DIRECTIONS ▸
Turn each item below into a numbered list, one line per entry and no blank lines. Leave out the pictures.

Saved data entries
■ ■ ■ ■ ■ ■ ■

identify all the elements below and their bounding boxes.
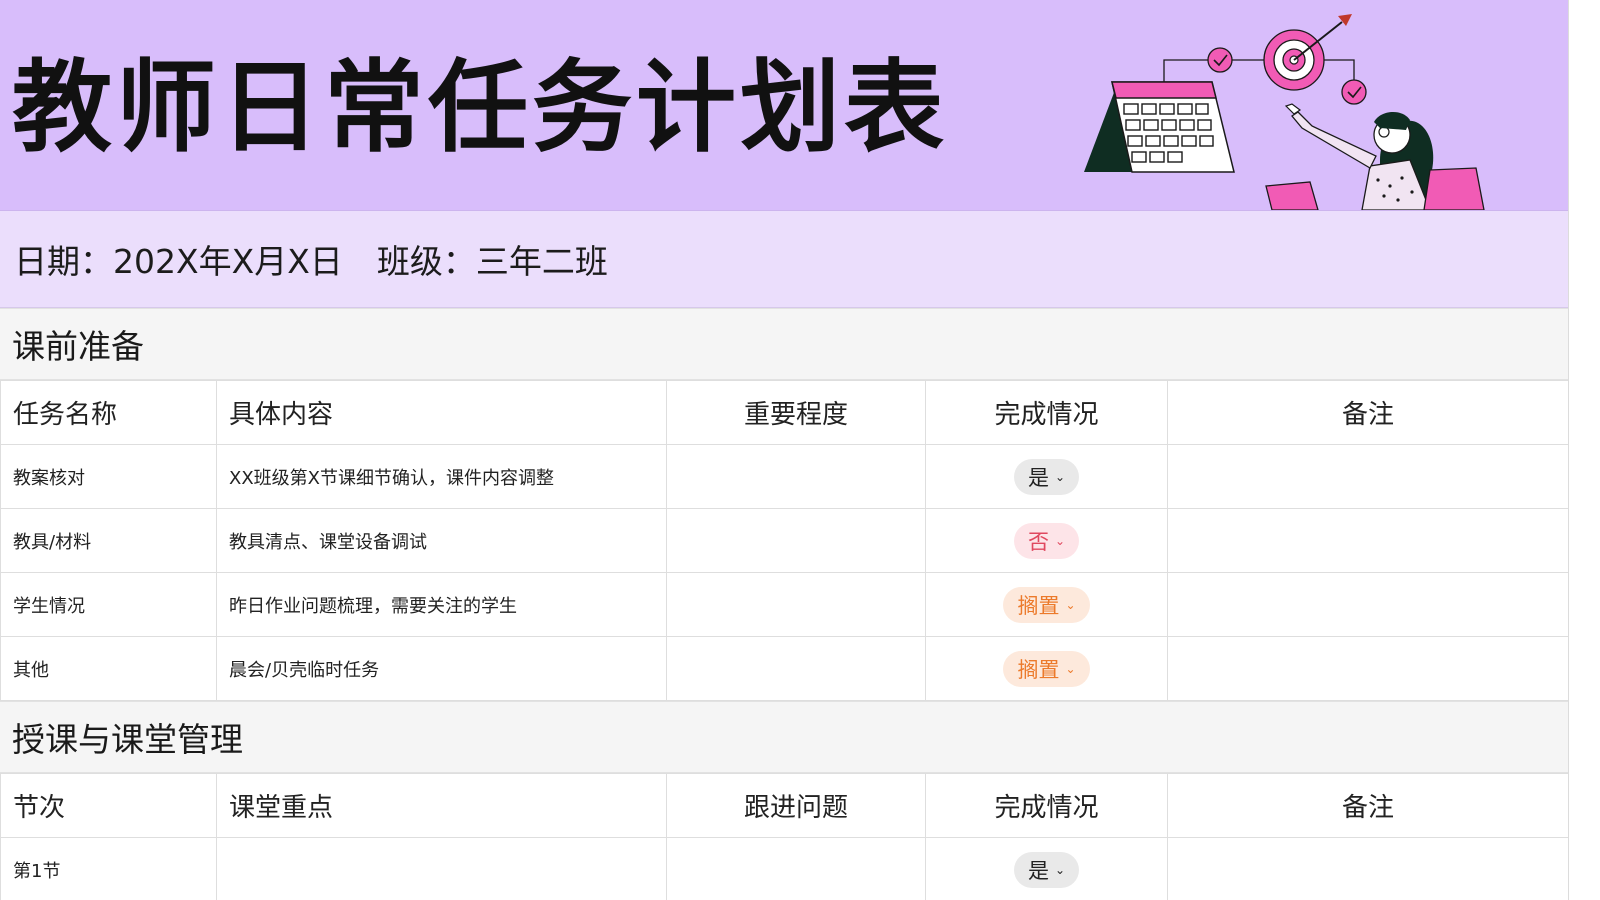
status-label: 否 <box>1027 529 1049 554</box>
table-row: 教案核对 XX班级第X节课细节确认，课件内容调整 是 ⌄ <box>0 444 1568 509</box>
note-cell[interactable] <box>1167 837 1568 900</box>
column-header: 完成情况 <box>925 380 1168 445</box>
date-label: 日期： <box>14 242 113 281</box>
task-content-cell[interactable]: 教具清点、课堂设备调试 <box>216 508 667 573</box>
importance-cell[interactable] <box>666 508 926 573</box>
followup-cell[interactable] <box>666 837 926 900</box>
pre-class-table: 任务名称 具体内容 重要程度 完成情况 备注 教案核对 XX班级第X节课细节确认… <box>0 380 1568 701</box>
task-name-cell[interactable]: 教具/材料 <box>0 508 217 573</box>
chevron-down-icon: ⌄ <box>1065 661 1076 676</box>
column-header: 任务名称 <box>0 380 217 445</box>
teacher-calendar-target-illustration <box>1084 14 1485 210</box>
task-name-cell[interactable]: 其他 <box>0 636 217 701</box>
section-title-teaching: 授课与课堂管理 <box>0 701 1568 773</box>
status-label: 是 <box>1027 858 1049 883</box>
note-cell[interactable] <box>1167 508 1568 573</box>
task-content-cell[interactable]: 昨日作业问题梳理，需要关注的学生 <box>216 572 667 637</box>
status-dropdown[interactable]: 是 ⌄ <box>1013 851 1080 888</box>
column-header: 具体内容 <box>216 380 667 445</box>
importance-cell[interactable] <box>666 572 926 637</box>
task-name-cell[interactable]: 学生情况 <box>0 572 217 637</box>
column-header: 节次 <box>0 773 217 838</box>
table-row: 第1节 是 ⌄ <box>0 837 1568 900</box>
chevron-down-icon: ⌄ <box>1065 597 1076 612</box>
chevron-down-icon: ⌄ <box>1054 469 1066 484</box>
task-name-cell[interactable]: 教案核对 <box>0 444 217 509</box>
page: 教师日常任务计划表 日期： 202X年X月X日 班级： 三年二班 课前准备 任务… <box>0 0 1569 900</box>
importance-cell[interactable] <box>666 636 926 701</box>
status-dropdown[interactable]: 搁置 ⌄ <box>1003 650 1090 687</box>
column-header: 课堂重点 <box>216 773 667 838</box>
table-header-row: 任务名称 具体内容 重要程度 完成情况 备注 <box>0 380 1568 445</box>
section-title-pre-class: 课前准备 <box>0 308 1568 380</box>
status-label: 是 <box>1027 465 1049 490</box>
column-header: 重要程度 <box>666 380 926 445</box>
column-header: 完成情况 <box>925 773 1168 838</box>
status-cell: 否 ⌄ <box>925 508 1168 573</box>
status-cell: 是 ⌄ <box>925 837 1168 900</box>
status-cell: 是 ⌄ <box>925 444 1168 509</box>
chevron-down-icon: ⌄ <box>1054 533 1066 548</box>
date-value: 202X年X月X日 <box>113 242 343 281</box>
page-header: 教师日常任务计划表 <box>0 0 1568 211</box>
column-header: 跟进问题 <box>666 773 926 838</box>
table-row: 其他 晨会/贝壳临时任务 搁置 ⌄ <box>0 636 1568 701</box>
status-cell: 搁置 ⌄ <box>925 636 1168 701</box>
task-content-cell[interactable]: 晨会/贝壳临时任务 <box>216 636 667 701</box>
period-cell[interactable]: 第1节 <box>0 837 217 900</box>
task-content-cell[interactable]: XX班级第X节课细节确认，课件内容调整 <box>216 444 667 509</box>
class-label: 班级： <box>376 242 476 281</box>
column-header: 备注 <box>1167 773 1568 838</box>
chevron-down-icon: ⌄ <box>1054 862 1066 877</box>
table-row: 教具/材料 教具清点、课堂设备调试 否 ⌄ <box>0 508 1568 573</box>
table-header-row: 节次 课堂重点 跟进问题 完成情况 备注 <box>0 773 1568 838</box>
info-bar: 日期： 202X年X月X日 班级： 三年二班 <box>0 211 1568 308</box>
status-dropdown[interactable]: 否 ⌄ <box>1013 522 1080 559</box>
status-label: 搁置 <box>1017 657 1060 682</box>
status-dropdown[interactable]: 是 ⌄ <box>1013 458 1080 495</box>
key-point-cell[interactable] <box>216 837 667 900</box>
note-cell[interactable] <box>1167 636 1568 701</box>
teaching-table: 节次 课堂重点 跟进问题 完成情况 备注 第1节 是 ⌄ <box>0 773 1568 900</box>
class-value: 三年二班 <box>475 242 608 281</box>
importance-cell[interactable] <box>666 444 926 509</box>
note-cell[interactable] <box>1167 572 1568 637</box>
column-header: 备注 <box>1167 380 1568 445</box>
table-row: 学生情况 昨日作业问题梳理，需要关注的学生 搁置 ⌄ <box>0 572 1568 637</box>
status-label: 搁置 <box>1017 593 1060 618</box>
status-dropdown[interactable]: 搁置 ⌄ <box>1003 586 1090 623</box>
page-title: 教师日常任务计划表 <box>12 49 948 166</box>
status-cell: 搁置 ⌄ <box>925 572 1168 637</box>
note-cell[interactable] <box>1167 444 1568 509</box>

■ ■ ■ ■ ■ ■ ■

TASK SOLUTION ▸
1. identify all the elements below and their bounding boxes.
2. status-label: 否 <box>1027 529 1049 554</box>
3. table-row: 教案核对 XX班级第X节课细节确认，课件内容调整 是 ⌄ <box>0 444 1568 509</box>
4. note-cell[interactable] <box>1167 837 1568 900</box>
5. column-header: 完成情况 <box>925 380 1168 445</box>
6. date-label: 日期： <box>14 242 113 281</box>
7. task-content-cell[interactable]: 教具清点、课堂设备调试 <box>216 508 667 573</box>
8. importance-cell[interactable] <box>666 508 926 573</box>
9. followup-cell[interactable] <box>666 837 926 900</box>
10. pre-class-table: 任务名称 具体内容 重要程度 完成情况 备注 教案核对 XX班级第X节课细节确认… <box>0 380 1568 701</box>
11. task-name-cell[interactable]: 教具/材料 <box>0 508 217 573</box>
12. chevron-down-icon: ⌄ <box>1065 661 1076 676</box>
13. column-header: 任务名称 <box>0 380 217 445</box>
14. teacher-calendar-target-illustration <box>1084 14 1485 210</box>
15. task-name-cell[interactable]: 其他 <box>0 636 217 701</box>
16. section-title-teaching: 授课与课堂管理 <box>0 701 1568 773</box>
17. status-label: 是 <box>1027 858 1049 883</box>
18. note-cell[interactable] <box>1167 508 1568 573</box>
19. task-content-cell[interactable]: 昨日作业问题梳理，需要关注的学生 <box>216 572 667 637</box>
20. status-dropdown[interactable]: 是 ⌄ <box>1013 851 1080 888</box>
21. column-header: 具体内容 <box>216 380 667 445</box>
22. importance-cell[interactable] <box>666 572 926 637</box>
23. task-name-cell[interactable]: 学生情况 <box>0 572 217 637</box>
24. column-header: 节次 <box>0 773 217 838</box>
25. table-row: 第1节 是 ⌄ <box>0 837 1568 900</box>
26. chevron-down-icon: ⌄ <box>1065 597 1076 612</box>
27. chevron-down-icon: ⌄ <box>1054 469 1066 484</box>
28. task-name-cell[interactable]: 教案核对 <box>0 444 217 509</box>
29. page: 教师日常任务计划表 日期： 202X年X月X日 班级： 三年二班 课前准备 任务… <box>0 0 1569 900</box>
30. importance-cell[interactable] <box>666 636 926 701</box>
31. status-dropdown[interactable]: 搁置 ⌄ <box>1003 650 1090 687</box>
32. column-header: 课堂重点 <box>216 773 667 838</box>
33. table-header-row: 任务名称 具体内容 重要程度 完成情况 备注 <box>0 380 1568 445</box>
34. section-title-pre-class: 课前准备 <box>0 308 1568 380</box>
35. status-label: 是 <box>1027 465 1049 490</box>
36. column-header: 重要程度 <box>666 380 926 445</box>
37. column-header: 完成情况 <box>925 773 1168 838</box>
38. status-cell: 否 ⌄ <box>925 508 1168 573</box>
39. status-cell: 是 ⌄ <box>925 837 1168 900</box>
40. status-cell: 是 ⌄ <box>925 444 1168 509</box>
41. chevron-down-icon: ⌄ <box>1054 533 1066 548</box>
42. date-value: 202X年X月X日 <box>113 242 343 281</box>
43. page-header: 教师日常任务计划表 <box>0 0 1568 211</box>
44. column-header: 跟进问题 <box>666 773 926 838</box>
45. table-row: 其他 晨会/贝壳临时任务 搁置 ⌄ <box>0 636 1568 701</box>
46. status-cell: 搁置 ⌄ <box>925 636 1168 701</box>
47. task-content-cell[interactable]: 晨会/贝壳临时任务 <box>216 636 667 701</box>
48. period-cell[interactable]: 第1节 <box>0 837 217 900</box>
49. task-content-cell[interactable]: XX班级第X节课细节确认，课件内容调整 <box>216 444 667 509</box>
50. class-label: 班级： <box>376 242 476 281</box>
51. column-header: 备注 <box>1167 773 1568 838</box>
52. chevron-down-icon: ⌄ <box>1054 862 1066 877</box>
53. table-row: 教具/材料 教具清点、课堂设备调试 否 ⌄ <box>0 508 1568 573</box>
54. table-header-row: 节次 课堂重点 跟进问题 完成情况 备注 <box>0 773 1568 838</box>
55. info-bar: 日期： 202X年X月X日 班级： 三年二班 <box>0 211 1568 308</box>
56. status-dropdown[interactable]: 否 ⌄ <box>1013 522 1080 559</box>
57. status-label: 搁置 <box>1017 657 1060 682</box>
58. status-dropdown[interactable]: 是 ⌄ <box>1013 458 1080 495</box>
59. key-point-cell[interactable] <box>216 837 667 900</box>
60. note-cell[interactable] <box>1167 636 1568 701</box>
61. teaching-table: 节次 课堂重点 跟进问题 完成情况 备注 第1节 是 ⌄ <box>0 773 1568 900</box>
62. class-value: 三年二班 <box>475 242 608 281</box>
63. importance-cell[interactable] <box>666 444 926 509</box>
64. note-cell[interactable] <box>1167 572 1568 637</box>
65. column-header: 备注 <box>1167 380 1568 445</box>
66. table-row: 学生情况 昨日作业问题梳理，需要关注的学生 搁置 ⌄ <box>0 572 1568 637</box>
67. status-label: 搁置 <box>1017 593 1060 618</box>
68. status-dropdown[interactable]: 搁置 ⌄ <box>1003 586 1090 623</box>
69. page-title: 教师日常任务计划表 <box>12 49 948 166</box>
70. status-cell: 搁置 ⌄ <box>925 572 1168 637</box>
71. note-cell[interactable] <box>1167 444 1568 509</box>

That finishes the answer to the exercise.